- _Dataset content_
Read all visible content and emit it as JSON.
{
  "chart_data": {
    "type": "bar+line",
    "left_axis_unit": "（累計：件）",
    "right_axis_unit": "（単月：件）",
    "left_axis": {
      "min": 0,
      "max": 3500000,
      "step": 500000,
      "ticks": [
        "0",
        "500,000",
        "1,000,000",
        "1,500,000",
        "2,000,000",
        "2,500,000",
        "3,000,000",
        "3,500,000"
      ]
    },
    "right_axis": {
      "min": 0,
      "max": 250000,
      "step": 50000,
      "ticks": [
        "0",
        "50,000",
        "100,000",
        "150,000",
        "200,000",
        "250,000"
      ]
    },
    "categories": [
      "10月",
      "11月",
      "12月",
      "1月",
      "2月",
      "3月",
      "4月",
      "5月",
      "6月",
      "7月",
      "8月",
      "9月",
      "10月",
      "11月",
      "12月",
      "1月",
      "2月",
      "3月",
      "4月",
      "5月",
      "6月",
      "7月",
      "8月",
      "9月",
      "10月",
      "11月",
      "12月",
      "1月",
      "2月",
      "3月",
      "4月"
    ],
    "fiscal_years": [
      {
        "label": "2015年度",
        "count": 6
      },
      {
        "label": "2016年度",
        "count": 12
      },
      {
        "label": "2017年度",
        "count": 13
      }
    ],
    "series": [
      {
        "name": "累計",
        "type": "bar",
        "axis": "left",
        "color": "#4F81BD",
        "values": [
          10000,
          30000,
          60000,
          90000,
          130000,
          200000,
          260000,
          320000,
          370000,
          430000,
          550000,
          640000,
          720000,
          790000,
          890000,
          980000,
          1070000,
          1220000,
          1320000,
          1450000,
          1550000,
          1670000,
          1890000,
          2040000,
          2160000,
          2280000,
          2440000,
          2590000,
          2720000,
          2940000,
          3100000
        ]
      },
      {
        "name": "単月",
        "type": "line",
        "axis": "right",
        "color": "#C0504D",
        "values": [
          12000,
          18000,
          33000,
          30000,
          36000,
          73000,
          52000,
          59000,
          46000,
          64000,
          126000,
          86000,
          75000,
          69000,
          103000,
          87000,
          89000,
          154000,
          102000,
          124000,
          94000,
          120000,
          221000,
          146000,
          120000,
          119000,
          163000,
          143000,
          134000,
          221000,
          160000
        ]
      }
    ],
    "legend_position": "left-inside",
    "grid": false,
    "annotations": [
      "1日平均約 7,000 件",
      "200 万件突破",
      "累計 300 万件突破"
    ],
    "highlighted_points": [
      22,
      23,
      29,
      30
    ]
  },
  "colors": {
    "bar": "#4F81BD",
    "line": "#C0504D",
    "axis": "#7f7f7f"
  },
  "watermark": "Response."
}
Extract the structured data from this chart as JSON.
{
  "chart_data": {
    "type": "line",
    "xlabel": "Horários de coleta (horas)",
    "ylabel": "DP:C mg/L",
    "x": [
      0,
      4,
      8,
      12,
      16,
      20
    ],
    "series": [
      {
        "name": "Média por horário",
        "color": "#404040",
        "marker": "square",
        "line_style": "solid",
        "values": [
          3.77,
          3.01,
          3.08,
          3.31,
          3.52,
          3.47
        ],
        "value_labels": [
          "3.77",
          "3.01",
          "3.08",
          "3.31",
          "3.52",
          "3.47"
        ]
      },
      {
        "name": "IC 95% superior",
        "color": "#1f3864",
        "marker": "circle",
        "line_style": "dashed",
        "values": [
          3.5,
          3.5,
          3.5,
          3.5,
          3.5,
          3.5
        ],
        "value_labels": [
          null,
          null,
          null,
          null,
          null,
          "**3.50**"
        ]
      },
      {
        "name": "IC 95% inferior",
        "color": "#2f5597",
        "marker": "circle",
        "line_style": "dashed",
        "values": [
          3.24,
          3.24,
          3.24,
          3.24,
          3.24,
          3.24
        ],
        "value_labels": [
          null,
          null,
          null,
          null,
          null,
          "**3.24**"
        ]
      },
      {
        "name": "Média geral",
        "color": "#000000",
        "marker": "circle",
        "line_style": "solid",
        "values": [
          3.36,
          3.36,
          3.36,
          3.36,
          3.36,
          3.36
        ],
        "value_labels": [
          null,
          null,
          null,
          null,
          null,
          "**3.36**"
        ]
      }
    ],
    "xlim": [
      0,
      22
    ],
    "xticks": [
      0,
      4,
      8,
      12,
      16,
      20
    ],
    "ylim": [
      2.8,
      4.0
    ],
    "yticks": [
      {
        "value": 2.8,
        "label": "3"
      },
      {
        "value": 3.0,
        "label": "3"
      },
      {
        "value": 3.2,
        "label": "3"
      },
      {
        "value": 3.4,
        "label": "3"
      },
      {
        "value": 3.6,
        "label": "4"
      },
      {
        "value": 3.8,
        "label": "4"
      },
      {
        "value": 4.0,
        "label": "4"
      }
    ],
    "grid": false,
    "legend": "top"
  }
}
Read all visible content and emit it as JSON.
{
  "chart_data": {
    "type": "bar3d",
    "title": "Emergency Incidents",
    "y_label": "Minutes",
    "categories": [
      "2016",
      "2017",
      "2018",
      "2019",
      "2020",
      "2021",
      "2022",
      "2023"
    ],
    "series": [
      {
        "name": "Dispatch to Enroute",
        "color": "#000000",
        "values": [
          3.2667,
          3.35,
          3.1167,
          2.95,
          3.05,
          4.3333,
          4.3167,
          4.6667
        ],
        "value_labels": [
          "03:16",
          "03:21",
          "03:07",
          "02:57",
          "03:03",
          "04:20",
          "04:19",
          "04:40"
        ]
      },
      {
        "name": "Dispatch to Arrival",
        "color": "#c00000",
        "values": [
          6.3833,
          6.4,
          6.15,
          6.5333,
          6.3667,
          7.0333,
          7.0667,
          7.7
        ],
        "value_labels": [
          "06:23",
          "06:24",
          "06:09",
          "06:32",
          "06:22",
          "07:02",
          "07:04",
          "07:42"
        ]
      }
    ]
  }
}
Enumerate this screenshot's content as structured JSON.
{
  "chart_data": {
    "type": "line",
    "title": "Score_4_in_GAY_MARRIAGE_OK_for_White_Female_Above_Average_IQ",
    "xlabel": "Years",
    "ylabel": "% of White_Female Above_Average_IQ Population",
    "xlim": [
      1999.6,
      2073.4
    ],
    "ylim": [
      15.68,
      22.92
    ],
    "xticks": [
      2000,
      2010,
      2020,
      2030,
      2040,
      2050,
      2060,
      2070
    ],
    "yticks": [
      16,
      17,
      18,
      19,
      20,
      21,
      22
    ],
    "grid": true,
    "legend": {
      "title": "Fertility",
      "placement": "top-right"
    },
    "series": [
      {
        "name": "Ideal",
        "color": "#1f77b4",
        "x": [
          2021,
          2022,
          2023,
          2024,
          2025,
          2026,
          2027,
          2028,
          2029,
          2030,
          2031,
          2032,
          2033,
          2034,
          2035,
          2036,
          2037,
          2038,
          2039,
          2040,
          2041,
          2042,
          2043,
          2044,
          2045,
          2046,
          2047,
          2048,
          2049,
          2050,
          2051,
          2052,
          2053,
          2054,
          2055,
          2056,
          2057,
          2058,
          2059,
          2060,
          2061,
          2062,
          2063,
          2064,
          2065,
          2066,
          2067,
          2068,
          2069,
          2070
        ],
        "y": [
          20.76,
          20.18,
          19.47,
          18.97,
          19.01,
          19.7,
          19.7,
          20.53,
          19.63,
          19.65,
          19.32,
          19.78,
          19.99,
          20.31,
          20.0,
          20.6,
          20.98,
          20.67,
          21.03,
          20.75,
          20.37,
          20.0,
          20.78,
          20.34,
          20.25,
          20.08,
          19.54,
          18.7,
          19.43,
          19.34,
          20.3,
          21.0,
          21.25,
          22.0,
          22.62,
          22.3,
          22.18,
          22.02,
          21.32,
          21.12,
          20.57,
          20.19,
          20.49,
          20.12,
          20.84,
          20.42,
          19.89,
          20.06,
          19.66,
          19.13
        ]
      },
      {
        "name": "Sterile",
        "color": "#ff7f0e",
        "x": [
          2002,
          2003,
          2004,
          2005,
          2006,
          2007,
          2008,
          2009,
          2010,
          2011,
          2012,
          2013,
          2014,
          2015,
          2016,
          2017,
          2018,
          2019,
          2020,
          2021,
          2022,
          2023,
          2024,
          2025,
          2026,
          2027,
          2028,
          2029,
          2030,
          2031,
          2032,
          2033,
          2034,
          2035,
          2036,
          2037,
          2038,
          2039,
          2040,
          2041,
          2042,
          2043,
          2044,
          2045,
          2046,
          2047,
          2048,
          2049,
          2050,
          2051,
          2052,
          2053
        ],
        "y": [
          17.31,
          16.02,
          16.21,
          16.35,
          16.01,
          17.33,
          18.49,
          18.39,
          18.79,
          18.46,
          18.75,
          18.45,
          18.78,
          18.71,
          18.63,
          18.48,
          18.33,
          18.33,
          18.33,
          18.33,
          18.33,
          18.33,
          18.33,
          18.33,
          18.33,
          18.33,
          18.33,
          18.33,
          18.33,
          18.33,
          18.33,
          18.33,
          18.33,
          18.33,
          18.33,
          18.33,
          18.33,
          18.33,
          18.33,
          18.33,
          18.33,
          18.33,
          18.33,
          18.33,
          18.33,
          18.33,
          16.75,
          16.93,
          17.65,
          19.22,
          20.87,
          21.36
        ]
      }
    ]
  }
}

- _Work to complete_
Only lines with "this" are wanted here; list each of them.

- _Answer to the exercise_
Extract the structured data from this chart as JSON.
Enumerate this screenshot's content as structured JSON.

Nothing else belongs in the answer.